Data
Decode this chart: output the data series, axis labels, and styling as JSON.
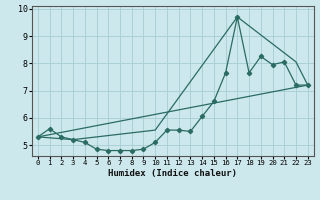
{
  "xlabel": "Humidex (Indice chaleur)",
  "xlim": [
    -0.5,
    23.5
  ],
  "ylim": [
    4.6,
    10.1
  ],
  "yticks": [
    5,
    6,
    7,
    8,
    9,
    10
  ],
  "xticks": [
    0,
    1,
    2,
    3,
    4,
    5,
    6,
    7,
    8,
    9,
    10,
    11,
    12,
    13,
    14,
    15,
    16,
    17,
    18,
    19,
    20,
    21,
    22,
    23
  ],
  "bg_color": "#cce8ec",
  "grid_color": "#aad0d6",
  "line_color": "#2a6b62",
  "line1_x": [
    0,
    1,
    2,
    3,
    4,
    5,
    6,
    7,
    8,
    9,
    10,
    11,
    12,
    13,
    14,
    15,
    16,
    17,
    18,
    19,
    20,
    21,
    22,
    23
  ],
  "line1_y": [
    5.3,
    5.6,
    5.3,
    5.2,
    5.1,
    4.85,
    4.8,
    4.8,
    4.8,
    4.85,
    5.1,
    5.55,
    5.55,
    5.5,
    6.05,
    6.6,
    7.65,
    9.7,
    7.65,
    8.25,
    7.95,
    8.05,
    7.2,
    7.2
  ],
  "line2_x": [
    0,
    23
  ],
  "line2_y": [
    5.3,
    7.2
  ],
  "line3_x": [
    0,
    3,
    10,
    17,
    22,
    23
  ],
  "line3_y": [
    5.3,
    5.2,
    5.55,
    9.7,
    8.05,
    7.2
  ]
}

---

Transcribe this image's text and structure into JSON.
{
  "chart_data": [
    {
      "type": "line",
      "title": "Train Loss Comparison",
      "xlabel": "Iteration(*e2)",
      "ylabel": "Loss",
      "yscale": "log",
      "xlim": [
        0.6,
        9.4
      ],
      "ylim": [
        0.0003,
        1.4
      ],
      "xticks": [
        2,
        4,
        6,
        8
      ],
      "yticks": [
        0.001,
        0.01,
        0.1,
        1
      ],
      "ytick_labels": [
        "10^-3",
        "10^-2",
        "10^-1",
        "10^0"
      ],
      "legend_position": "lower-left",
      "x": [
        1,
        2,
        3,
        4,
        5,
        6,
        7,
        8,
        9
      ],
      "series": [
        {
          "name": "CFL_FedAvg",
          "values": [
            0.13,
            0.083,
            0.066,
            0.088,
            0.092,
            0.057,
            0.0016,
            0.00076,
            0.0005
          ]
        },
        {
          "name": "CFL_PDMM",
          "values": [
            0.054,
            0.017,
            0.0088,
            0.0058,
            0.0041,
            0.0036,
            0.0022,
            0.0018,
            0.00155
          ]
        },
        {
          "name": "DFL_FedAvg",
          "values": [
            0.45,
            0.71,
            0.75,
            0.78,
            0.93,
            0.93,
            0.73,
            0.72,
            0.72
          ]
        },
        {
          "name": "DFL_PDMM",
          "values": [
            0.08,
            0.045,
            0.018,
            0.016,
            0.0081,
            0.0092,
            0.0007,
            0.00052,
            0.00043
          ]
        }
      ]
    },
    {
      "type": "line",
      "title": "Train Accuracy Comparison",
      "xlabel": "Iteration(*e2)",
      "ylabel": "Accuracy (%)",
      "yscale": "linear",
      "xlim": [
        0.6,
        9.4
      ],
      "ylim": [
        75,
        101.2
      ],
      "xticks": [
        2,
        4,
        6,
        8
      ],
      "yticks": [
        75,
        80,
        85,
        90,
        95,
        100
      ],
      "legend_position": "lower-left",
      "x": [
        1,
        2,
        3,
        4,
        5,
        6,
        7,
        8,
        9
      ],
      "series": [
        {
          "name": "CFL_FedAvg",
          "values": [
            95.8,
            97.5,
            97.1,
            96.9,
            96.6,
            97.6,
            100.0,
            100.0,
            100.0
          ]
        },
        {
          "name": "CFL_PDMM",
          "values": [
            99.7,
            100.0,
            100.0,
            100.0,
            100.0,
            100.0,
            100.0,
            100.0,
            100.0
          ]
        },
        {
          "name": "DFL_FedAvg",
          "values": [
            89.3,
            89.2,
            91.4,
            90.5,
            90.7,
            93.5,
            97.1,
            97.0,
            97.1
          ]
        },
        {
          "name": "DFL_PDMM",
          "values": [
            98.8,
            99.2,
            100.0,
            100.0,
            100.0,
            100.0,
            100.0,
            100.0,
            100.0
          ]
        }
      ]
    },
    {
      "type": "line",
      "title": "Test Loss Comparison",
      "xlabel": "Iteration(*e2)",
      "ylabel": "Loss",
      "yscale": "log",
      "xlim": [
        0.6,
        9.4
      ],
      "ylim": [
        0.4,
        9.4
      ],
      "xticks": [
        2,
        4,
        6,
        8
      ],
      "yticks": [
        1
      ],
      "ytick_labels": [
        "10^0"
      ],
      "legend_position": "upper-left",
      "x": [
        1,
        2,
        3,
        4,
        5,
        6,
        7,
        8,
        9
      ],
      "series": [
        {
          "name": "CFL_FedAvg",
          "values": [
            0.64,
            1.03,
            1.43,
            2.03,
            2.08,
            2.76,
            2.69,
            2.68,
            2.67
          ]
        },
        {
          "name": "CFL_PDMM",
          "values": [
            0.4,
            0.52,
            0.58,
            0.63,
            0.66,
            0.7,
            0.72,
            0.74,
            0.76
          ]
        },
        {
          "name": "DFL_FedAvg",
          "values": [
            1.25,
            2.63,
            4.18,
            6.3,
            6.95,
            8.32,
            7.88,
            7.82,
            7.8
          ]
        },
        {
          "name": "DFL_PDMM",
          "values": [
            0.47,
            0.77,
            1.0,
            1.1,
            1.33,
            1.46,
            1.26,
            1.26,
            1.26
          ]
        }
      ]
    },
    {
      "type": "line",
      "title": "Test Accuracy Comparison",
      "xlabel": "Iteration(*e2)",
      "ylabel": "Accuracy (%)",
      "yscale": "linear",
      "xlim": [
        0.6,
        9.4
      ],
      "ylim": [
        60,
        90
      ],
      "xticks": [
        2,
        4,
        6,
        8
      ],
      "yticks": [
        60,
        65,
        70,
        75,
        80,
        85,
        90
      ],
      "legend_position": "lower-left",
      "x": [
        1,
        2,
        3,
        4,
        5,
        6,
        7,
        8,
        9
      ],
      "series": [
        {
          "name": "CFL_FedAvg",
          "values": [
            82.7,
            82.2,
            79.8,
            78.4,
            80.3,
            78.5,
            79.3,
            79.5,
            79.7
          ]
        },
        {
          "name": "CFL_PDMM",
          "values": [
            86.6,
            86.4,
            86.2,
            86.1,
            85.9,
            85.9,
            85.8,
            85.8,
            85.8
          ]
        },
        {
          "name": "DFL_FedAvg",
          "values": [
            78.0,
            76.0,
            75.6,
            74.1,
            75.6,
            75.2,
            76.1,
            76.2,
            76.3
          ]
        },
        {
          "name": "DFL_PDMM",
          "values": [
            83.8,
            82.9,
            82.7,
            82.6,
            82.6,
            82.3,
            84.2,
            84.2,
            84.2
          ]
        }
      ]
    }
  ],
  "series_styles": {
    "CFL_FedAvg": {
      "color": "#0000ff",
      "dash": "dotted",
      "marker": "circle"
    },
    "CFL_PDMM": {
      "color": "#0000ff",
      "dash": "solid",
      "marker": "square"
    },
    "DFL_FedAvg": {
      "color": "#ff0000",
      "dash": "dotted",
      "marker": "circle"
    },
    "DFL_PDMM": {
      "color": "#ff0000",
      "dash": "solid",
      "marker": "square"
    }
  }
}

Aim of the exercise
Filter the listing for the word "title" and copy every line that holds it.

Full response
      "title": "Train Loss Comparison",
      "title": "Train Accuracy Comparison",
      "title": "Test Loss Comparison",
      "title": "Test Accuracy Comparison",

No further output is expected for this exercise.